▶ [WRITTEN INSTRUCTION 1]
Please turn the rows, starting with the line containing "Patent image size: (549, 454)." and going on through the line containing "The first area 20 is at (216, 192).", into a JSON list of strings with one string per line, leaving out blank lines.

Do you think there’s a difference between the reality shows, like Temptation Island, where people are competing for a prize, versus something like Jersey Shore, where the prize is just being in the show?
A lot of these people do go on just for camera time. They have some weird mentality, and they think they’re going to be celebrities and make a lot of money. And, for the most part, they won’t. The people who make the money are the producers. They’re making so much money off of these people’s stupidity, and that’s kind of a bummer to me.

Have you wrapped up the Berry/Agee Experiment?
We only ever intended to do four videos for the Berry/Agee Experiment, because Matt and I are so busy. I look at Matt as a huge star. I honestly I got to do a web series with Matt Berry, because Garth Marenghi’s Darkplace is one of my favorite shows of all time. That show is brilliant. Rob Schrab and I were such huge fans of the show and of Matt Berry, and we just wanted to have him on Sarah’s show and Rob figured out a way to have it done. He came out to do an episode, and he and I really hit it off.

Element location listings:
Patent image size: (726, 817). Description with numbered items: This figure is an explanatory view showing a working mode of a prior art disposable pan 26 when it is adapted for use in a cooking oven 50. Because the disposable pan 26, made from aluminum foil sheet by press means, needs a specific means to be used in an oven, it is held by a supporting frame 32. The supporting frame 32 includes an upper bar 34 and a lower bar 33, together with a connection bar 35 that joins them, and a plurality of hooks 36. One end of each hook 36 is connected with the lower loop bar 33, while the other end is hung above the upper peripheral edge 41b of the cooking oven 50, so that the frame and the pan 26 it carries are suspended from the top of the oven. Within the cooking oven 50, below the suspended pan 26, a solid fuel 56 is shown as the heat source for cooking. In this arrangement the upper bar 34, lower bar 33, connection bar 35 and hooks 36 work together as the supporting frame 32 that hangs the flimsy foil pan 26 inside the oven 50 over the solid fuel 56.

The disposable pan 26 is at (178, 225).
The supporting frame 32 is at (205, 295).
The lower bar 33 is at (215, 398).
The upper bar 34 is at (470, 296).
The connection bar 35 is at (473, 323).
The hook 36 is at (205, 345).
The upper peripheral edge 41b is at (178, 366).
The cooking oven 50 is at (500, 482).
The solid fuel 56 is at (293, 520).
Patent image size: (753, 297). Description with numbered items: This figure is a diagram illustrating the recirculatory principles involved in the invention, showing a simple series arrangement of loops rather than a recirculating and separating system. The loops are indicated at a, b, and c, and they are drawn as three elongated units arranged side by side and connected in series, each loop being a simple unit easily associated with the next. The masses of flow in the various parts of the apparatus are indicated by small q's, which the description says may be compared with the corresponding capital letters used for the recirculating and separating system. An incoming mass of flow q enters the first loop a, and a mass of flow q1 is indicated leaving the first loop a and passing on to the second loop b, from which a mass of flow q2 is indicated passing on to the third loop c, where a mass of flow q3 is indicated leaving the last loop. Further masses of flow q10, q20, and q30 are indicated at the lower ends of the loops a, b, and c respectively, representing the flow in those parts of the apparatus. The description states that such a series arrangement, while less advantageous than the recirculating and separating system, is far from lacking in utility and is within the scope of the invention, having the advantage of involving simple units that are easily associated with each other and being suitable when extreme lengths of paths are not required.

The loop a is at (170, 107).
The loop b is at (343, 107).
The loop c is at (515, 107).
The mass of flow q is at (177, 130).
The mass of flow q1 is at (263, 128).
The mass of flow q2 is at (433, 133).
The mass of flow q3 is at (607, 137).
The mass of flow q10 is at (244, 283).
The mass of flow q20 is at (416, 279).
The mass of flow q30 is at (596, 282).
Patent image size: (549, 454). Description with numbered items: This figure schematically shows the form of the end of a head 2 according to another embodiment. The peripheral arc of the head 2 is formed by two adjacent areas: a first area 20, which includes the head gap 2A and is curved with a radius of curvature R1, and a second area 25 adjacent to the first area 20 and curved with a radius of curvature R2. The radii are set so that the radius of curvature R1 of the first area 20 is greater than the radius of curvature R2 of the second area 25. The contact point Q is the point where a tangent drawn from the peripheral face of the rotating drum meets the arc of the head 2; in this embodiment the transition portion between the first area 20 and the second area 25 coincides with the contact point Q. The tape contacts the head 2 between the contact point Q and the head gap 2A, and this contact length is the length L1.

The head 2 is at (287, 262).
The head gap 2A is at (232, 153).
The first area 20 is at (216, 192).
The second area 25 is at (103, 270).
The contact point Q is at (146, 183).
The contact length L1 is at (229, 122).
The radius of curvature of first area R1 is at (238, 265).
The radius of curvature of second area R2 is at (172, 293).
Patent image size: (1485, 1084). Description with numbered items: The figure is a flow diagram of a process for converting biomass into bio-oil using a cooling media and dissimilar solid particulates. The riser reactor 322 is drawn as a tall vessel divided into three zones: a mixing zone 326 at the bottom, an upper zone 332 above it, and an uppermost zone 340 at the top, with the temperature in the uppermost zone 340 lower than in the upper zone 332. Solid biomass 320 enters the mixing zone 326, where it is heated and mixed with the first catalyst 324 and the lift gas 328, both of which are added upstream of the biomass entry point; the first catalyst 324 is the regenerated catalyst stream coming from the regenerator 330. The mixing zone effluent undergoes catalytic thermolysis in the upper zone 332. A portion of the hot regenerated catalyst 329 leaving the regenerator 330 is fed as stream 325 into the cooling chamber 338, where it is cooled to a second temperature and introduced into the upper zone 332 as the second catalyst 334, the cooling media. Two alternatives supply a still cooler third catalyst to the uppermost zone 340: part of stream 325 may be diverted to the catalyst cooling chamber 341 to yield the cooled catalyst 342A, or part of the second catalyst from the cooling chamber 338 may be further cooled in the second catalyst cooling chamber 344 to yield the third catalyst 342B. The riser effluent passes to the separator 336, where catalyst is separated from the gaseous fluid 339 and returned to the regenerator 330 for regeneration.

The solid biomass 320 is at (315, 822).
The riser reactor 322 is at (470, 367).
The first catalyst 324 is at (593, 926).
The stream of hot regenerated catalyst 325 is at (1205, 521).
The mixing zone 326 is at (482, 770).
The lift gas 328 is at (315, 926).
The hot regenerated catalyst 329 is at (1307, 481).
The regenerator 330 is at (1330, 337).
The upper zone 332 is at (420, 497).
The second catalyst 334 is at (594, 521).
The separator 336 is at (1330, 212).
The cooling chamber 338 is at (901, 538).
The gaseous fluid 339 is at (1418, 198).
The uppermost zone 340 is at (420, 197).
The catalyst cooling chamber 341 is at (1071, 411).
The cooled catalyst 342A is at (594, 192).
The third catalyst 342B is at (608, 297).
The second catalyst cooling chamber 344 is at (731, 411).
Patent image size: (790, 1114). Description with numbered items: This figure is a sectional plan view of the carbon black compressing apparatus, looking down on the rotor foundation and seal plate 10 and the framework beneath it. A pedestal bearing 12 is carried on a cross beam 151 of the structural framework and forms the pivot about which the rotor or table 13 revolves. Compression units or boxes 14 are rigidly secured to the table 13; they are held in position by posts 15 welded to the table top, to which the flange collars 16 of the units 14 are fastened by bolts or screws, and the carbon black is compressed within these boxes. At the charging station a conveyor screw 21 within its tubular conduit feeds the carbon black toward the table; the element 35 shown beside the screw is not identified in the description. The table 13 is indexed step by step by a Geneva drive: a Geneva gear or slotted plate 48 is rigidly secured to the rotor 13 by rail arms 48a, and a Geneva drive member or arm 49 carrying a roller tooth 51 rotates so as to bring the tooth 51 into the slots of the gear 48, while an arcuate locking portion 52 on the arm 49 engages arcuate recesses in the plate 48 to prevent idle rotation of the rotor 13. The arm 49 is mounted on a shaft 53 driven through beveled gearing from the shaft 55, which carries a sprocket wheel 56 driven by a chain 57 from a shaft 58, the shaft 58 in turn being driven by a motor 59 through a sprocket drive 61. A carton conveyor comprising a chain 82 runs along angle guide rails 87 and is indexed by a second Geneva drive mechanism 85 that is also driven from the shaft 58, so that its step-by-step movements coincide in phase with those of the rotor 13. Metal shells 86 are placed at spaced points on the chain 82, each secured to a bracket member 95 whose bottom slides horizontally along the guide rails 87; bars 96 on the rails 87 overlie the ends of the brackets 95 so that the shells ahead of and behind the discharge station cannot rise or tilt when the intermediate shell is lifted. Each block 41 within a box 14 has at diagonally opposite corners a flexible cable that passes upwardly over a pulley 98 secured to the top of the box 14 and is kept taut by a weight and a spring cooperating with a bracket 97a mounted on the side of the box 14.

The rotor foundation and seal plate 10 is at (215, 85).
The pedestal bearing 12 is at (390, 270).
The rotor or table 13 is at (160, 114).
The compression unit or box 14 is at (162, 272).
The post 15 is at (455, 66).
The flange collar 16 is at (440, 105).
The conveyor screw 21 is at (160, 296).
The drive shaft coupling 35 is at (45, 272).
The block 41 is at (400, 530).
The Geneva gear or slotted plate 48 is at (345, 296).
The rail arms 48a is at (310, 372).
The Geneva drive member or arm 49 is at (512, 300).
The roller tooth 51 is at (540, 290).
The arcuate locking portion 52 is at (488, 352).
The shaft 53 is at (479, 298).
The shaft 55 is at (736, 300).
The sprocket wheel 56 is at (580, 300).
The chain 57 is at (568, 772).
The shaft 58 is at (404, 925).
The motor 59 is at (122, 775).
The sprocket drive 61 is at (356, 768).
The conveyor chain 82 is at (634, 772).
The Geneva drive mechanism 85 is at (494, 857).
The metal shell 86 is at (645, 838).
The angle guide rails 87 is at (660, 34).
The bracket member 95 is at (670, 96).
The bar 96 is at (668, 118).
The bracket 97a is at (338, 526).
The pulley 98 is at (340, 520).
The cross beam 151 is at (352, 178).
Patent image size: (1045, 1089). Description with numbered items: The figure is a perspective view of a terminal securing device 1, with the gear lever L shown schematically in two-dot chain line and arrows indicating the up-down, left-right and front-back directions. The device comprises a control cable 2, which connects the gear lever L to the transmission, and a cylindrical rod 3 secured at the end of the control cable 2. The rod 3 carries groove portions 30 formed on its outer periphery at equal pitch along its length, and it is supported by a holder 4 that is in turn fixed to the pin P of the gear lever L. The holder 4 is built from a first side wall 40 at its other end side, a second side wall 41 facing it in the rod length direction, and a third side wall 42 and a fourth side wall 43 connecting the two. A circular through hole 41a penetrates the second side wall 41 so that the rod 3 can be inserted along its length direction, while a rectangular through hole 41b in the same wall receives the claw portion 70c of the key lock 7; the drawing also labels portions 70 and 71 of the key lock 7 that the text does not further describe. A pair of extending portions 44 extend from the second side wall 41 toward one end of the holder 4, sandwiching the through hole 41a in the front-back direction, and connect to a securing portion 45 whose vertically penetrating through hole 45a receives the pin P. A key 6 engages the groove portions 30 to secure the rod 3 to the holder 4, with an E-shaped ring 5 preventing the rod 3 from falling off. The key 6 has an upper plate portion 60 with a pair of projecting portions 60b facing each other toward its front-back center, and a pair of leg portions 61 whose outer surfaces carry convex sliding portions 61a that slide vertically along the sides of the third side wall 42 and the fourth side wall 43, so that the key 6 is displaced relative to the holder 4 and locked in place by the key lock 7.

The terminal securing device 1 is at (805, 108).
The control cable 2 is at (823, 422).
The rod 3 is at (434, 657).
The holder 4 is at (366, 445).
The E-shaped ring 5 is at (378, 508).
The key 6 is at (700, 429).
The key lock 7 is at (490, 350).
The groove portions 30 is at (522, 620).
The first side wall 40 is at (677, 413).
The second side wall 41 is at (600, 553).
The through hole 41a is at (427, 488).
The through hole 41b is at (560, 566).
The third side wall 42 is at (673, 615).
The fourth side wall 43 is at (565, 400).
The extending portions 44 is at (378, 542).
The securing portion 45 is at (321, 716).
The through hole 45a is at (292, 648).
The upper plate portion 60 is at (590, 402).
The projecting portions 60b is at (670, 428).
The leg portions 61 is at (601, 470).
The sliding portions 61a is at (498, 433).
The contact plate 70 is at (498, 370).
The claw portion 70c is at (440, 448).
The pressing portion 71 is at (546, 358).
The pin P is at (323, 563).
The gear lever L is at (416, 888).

▶ [WRITTEN INSTRUCTION 2]
According to the interview excerpt, how many videos were planned for the Berry/Agee Experiment?

▶ [TASK OUTPUT 1]
[
  "Patent image size: (549, 454). Description with numbered items: This figure schematically shows the form of the end of a head 2 according to another embodiment. The peripheral arc of the head 2 is formed by two adjacent areas: a first area 20, which includes the head gap 2A and is curved with a radius of curvature R1, and a second area 25 adjacent to the first area 20 and curved with a radius of curvature R2. The radii are set so that the radius of curvature R1 of the first area 20 is greater than the radius of curvature R2 of the second area 25. The contact point Q is the point where a tangent drawn from the peripheral face of the rotating drum meets the arc of the head 2; in this embodiment the transition portion between the first area 20 and the second area 25 coincides with the contact point Q. The tape contacts the head 2 between the contact point Q and the head gap 2A, and this contact length is the length L1.",
  "The head 2 is at (287, 262).",
  "The head gap 2A is at (232, 153).",
  "The first area 20 is at (216, 192)."
]

▶ [TASK OUTPUT 2]
Four.